╭──

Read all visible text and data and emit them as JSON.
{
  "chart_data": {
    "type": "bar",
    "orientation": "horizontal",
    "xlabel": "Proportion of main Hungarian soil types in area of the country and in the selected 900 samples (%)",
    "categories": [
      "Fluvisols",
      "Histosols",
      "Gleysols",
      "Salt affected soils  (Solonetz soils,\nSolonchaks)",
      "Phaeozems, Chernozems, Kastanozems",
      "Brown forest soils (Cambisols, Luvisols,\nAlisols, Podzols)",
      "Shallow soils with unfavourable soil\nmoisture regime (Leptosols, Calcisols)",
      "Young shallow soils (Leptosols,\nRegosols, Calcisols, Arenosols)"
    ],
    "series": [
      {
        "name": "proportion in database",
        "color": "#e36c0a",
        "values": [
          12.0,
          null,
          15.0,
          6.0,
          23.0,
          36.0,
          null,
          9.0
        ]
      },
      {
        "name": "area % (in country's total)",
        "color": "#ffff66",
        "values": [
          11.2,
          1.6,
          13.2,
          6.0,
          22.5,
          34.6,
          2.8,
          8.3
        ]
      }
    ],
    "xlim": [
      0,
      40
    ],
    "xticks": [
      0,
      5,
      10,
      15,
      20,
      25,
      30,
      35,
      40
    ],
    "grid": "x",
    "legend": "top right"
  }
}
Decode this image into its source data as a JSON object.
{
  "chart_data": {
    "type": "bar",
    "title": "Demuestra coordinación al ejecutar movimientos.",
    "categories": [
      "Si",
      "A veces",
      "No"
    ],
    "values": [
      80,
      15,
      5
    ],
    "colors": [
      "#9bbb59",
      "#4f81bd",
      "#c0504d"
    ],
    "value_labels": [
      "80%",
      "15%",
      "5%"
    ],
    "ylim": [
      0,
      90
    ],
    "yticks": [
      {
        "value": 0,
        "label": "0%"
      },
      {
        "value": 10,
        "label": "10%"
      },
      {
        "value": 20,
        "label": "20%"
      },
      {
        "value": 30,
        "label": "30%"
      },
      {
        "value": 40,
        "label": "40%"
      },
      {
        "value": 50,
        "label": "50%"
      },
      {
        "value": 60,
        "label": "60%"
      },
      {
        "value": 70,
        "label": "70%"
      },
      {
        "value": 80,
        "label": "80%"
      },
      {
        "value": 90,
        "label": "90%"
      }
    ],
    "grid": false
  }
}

╰──

Given instruction: Using the entries above, please restate each one word for word.

Result for this task:
Read all visible text and data and emit them as JSON.
{
  "chart_data": {
    "type": "bar",
    "orientation": "horizontal",
    "xlabel": "Proportion of main Hungarian soil types in area of the country and in the selected 900 samples (%)",
    "categories": [
      "Fluvisols",
      "Histosols",
      "Gleysols",
      "Salt affected soils  (Solonetz soils,\nSolonchaks)",
      "Phaeozems, Chernozems, Kastanozems",
      "Brown forest soils (Cambisols, Luvisols,\nAlisols, Podzols)",
      "Shallow soils with unfavourable soil\nmoisture regime (Leptosols, Calcisols)",
      "Young shallow soils (Leptosols,\nRegosols, Calcisols, Arenosols)"
    ],
    "series": [
      {
        "name": "proportion in database",
        "color": "#e36c0a",
        "values": [
          12.0,
          null,
          15.0,
          6.0,
          23.0,
          36.0,
          null,
          9.0
        ]
      },
      {
        "name": "area % (in country's total)",
        "color": "#ffff66",
        "values": [
          11.2,
          1.6,
          13.2,
          6.0,
          22.5,
          34.6,
          2.8,
          8.3
        ]
      }
    ],
    "xlim": [
      0,
      40
    ],
    "xticks": [
      0,
      5,
      10,
      15,
      20,
      25,
      30,
      35,
      40
    ],
    "grid": "x",
    "legend": "top right"
  }
}
Decode this image into its source data as a JSON object.
{
  "chart_data": {
    "type": "bar",
    "title": "Demuestra coordinación al ejecutar movimientos.",
    "categories": [
      "Si",
      "A veces",
      "No"
    ],
    "values": [
      80,
      15,
      5
    ],
    "colors": [
      "#9bbb59",
      "#4f81bd",
      "#c0504d"
    ],
    "value_labels": [
      "80%",
      "15%",
      "5%"
    ],
    "ylim": [
      0,
      90
    ],
    "yticks": [
      {
        "value": 0,
        "label": "0%"
      },
      {
        "value": 10,
        "label": "10%"
      },
      {
        "value": 20,
        "label": "20%"
      },
      {
        "value": 30,
        "label": "30%"
      },
      {
        "value": 40,
        "label": "40%"
      },
      {
        "value": 50,
        "label": "50%"
      },
      {
        "value": 60,
        "label": "60%"
      },
      {
        "value": 70,
        "label": "70%"
      },
      {
        "value": 80,
        "label": "80%"
      },
      {
        "value": 90,
        "label": "90%"
      }
    ],
    "grid": false
  }
}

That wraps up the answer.